▶ [Aim]:
Check each line of the material below for "ylabel", then copy the ones that contain it.

-- BEGIN Provided data --

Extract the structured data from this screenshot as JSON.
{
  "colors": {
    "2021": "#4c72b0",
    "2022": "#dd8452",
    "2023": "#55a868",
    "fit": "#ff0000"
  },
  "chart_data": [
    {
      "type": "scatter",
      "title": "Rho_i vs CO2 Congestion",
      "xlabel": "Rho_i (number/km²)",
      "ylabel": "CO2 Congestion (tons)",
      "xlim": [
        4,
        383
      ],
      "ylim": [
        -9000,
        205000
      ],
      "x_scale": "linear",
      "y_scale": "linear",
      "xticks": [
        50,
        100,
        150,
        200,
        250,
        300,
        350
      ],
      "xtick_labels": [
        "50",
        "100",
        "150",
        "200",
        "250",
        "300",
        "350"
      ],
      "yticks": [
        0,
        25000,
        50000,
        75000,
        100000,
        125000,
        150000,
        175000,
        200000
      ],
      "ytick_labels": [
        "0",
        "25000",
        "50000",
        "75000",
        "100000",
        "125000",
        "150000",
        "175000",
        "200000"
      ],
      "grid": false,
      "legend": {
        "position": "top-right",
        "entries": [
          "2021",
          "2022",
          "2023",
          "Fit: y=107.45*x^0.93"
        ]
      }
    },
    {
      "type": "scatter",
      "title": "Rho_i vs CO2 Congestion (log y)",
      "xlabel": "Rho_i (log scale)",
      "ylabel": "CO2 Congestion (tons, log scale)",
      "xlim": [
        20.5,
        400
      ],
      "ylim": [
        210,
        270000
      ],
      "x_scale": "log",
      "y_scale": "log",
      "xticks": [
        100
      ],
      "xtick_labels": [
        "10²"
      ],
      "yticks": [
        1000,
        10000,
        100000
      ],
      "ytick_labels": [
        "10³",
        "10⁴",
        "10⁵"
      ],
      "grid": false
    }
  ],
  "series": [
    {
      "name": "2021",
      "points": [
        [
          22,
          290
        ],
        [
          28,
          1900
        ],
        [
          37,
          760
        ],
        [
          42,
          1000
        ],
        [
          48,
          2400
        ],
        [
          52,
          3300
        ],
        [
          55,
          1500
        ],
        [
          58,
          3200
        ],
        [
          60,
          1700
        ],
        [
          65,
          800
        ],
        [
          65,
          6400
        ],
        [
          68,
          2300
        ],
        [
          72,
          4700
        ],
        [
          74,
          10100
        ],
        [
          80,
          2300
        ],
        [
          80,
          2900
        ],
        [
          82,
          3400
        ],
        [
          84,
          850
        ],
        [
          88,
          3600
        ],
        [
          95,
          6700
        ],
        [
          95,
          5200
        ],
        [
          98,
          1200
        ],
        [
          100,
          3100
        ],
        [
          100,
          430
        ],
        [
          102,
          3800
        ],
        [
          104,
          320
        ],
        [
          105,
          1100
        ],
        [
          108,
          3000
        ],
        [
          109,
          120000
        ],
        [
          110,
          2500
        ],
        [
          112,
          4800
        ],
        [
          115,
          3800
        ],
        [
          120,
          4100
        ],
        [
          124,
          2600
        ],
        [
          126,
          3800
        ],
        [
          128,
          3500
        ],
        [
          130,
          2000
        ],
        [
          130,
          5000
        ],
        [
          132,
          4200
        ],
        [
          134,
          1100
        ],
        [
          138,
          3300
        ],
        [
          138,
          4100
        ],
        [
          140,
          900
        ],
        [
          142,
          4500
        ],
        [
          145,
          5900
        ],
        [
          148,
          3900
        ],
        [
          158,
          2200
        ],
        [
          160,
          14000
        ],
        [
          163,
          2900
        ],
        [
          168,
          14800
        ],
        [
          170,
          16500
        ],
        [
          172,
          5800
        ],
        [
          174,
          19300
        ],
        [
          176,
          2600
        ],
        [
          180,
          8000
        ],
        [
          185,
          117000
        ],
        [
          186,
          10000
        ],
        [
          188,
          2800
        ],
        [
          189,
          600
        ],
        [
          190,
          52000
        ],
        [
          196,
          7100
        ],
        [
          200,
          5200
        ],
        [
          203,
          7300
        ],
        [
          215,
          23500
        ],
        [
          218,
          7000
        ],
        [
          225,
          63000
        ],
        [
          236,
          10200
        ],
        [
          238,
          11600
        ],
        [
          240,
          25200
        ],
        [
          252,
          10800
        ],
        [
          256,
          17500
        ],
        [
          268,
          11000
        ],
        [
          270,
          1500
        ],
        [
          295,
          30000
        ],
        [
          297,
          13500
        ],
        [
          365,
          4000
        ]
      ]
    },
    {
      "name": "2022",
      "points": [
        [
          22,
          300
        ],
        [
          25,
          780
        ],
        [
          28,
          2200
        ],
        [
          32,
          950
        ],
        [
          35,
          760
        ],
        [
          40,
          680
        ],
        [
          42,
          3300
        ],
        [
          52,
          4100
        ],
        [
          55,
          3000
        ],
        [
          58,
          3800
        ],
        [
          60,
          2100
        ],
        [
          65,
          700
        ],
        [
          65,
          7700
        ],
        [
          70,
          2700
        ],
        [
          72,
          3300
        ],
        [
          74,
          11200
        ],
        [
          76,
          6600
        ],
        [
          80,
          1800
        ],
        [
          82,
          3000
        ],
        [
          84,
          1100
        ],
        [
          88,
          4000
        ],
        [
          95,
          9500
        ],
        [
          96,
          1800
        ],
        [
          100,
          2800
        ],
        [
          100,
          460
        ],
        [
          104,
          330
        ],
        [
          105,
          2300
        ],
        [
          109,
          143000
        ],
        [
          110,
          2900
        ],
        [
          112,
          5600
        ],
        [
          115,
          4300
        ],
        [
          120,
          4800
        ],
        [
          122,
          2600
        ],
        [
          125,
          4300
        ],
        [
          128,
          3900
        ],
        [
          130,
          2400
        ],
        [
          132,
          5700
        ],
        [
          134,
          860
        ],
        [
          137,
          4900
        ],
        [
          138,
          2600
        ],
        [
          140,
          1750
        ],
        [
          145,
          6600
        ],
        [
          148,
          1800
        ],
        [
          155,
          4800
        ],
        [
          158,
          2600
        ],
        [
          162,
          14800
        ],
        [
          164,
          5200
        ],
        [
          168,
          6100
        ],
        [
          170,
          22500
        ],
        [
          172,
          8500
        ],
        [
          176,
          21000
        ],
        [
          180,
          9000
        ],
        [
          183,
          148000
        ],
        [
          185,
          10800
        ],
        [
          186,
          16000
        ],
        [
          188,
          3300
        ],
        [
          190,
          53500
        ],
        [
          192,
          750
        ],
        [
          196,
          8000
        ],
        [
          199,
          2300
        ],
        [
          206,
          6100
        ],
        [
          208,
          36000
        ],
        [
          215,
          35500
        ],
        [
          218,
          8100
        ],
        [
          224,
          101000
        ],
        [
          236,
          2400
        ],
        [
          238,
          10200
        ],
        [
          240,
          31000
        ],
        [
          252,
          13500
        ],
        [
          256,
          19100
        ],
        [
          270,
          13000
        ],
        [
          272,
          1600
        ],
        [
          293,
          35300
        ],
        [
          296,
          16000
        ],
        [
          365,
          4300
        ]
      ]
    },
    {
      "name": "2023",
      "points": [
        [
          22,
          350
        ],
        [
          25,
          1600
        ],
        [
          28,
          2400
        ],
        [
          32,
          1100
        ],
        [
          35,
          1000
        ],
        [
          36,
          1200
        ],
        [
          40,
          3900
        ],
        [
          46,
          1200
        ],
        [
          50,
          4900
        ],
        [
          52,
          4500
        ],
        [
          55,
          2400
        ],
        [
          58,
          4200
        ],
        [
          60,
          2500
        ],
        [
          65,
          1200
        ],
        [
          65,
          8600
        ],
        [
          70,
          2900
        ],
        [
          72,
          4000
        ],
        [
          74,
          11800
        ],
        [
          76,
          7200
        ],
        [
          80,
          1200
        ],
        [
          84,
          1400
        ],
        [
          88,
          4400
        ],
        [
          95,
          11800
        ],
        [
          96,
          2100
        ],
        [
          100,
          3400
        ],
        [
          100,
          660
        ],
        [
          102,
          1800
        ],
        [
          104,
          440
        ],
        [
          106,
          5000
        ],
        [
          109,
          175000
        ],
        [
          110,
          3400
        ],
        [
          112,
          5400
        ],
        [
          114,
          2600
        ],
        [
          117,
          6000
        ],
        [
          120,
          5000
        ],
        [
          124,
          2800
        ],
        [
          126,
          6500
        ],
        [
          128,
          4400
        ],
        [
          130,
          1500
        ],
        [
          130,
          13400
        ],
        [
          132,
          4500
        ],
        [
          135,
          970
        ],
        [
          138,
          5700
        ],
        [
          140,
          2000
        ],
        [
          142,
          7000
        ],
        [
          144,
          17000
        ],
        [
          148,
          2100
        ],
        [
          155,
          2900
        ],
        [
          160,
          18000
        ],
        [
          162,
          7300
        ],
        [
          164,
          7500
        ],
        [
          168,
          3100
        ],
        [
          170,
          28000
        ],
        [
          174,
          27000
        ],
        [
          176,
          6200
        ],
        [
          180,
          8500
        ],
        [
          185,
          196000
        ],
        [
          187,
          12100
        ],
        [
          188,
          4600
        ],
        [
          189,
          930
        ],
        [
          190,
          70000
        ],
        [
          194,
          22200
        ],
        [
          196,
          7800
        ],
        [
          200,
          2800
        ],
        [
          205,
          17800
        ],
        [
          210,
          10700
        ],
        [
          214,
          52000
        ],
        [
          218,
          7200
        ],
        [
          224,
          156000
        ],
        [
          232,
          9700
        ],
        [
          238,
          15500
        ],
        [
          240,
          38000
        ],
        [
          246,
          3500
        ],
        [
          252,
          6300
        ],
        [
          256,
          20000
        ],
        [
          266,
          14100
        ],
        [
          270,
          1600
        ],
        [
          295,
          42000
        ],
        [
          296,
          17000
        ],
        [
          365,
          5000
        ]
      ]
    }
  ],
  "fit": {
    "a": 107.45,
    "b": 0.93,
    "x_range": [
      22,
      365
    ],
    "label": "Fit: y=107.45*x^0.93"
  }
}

-- END Provided data --

▶ [Exercise response]:
      "ylabel": "CO2 Congestion (tons)",
      "ylabel": "CO2 Congestion (tons, log scale)",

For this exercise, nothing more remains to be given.